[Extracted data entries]

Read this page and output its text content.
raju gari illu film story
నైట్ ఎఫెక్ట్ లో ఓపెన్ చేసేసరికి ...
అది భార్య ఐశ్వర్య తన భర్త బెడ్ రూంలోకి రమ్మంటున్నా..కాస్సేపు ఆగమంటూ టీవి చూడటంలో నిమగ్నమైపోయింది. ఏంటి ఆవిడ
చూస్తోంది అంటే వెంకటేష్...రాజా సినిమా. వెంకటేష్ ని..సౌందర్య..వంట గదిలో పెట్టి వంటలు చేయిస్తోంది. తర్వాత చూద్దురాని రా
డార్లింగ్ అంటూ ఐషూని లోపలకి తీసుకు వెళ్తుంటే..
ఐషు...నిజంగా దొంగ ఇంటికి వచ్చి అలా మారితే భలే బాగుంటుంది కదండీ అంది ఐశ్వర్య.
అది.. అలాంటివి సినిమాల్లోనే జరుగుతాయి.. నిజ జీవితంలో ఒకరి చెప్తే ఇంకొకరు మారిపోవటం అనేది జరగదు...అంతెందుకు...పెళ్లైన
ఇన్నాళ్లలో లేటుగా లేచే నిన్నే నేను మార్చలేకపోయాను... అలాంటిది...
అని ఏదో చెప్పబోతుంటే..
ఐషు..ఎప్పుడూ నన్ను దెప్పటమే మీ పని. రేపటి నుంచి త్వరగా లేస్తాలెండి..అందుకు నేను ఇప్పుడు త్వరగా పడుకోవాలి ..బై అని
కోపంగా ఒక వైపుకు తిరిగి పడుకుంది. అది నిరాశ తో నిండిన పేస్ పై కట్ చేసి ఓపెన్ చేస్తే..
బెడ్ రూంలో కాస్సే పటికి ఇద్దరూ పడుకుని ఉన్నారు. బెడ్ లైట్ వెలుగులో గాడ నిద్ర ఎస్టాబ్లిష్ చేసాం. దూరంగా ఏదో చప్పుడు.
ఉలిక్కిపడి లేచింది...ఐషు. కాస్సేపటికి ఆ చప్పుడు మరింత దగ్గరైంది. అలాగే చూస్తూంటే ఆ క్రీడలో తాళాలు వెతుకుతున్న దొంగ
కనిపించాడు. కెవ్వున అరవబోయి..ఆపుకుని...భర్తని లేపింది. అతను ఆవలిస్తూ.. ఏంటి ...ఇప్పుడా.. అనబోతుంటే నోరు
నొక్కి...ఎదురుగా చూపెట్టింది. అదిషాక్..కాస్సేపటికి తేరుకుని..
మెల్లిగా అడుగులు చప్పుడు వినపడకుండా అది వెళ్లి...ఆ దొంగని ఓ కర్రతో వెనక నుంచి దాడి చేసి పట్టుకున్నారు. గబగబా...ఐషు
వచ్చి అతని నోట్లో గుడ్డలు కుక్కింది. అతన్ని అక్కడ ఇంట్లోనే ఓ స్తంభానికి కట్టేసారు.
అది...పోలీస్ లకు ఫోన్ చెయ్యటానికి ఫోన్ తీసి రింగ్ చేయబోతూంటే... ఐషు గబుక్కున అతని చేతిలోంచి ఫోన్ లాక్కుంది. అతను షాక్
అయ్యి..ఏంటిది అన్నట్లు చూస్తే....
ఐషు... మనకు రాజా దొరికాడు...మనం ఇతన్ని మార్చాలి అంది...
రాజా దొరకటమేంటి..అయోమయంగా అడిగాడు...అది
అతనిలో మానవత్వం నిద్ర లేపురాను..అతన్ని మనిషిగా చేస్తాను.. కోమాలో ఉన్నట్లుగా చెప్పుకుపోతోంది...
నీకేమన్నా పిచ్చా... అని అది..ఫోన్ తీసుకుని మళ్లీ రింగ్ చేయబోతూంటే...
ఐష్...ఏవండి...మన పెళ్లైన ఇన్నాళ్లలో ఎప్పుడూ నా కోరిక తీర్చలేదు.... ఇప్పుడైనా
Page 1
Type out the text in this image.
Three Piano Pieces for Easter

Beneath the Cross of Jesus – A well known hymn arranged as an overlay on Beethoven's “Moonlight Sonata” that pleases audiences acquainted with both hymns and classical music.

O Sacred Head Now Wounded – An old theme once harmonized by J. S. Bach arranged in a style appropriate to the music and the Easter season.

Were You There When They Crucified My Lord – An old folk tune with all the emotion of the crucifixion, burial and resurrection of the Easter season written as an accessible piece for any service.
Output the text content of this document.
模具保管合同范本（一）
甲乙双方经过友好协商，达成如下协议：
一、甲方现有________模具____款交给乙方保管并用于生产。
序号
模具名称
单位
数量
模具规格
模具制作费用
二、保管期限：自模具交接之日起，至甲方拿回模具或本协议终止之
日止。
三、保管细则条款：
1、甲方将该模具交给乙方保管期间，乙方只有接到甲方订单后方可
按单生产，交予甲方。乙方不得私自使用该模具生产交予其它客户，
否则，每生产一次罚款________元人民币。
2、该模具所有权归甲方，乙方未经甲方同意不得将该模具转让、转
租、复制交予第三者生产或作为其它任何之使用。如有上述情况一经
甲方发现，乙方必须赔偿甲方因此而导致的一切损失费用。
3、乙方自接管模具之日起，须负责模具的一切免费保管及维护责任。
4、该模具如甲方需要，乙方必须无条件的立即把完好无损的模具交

Task :: Which lines hold the word "this"? Copy each of them from the records.

Exercise output ::
Read this page and output its text content.
Type out the text in this image.
Output the text content of this document.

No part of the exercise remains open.